--- start of Listed records ---

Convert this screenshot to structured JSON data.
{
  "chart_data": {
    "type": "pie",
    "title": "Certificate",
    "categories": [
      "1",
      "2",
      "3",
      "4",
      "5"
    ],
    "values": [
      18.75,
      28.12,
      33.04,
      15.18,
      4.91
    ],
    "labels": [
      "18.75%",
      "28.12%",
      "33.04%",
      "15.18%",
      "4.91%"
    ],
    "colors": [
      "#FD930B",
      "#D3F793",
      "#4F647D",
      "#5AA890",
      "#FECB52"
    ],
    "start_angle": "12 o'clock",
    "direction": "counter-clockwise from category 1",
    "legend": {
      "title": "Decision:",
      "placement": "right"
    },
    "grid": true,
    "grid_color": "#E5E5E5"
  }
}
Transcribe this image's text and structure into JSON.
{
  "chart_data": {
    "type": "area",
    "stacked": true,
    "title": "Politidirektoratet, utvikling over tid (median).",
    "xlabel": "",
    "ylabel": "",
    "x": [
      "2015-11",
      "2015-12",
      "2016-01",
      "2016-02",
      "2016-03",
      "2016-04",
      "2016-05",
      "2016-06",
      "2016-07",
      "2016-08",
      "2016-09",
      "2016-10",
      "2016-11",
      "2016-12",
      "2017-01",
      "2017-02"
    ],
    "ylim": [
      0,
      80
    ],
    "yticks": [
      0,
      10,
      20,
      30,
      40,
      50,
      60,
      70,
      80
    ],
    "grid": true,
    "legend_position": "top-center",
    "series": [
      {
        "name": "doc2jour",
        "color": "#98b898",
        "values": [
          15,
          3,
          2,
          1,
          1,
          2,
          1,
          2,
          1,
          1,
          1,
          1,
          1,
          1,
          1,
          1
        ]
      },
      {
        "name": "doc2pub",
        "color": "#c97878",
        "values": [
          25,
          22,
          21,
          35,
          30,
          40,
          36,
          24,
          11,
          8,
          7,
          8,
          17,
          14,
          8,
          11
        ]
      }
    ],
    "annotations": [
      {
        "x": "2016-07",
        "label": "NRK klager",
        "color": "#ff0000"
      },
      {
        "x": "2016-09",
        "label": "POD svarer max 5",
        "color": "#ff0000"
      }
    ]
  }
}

--- end of Listed records ---

Problem to work on: Show the lines that mention the word "JSON".

Solution to the exercise:
Convert this screenshot to structured JSON data.
Transcribe this image's text and structure into JSON.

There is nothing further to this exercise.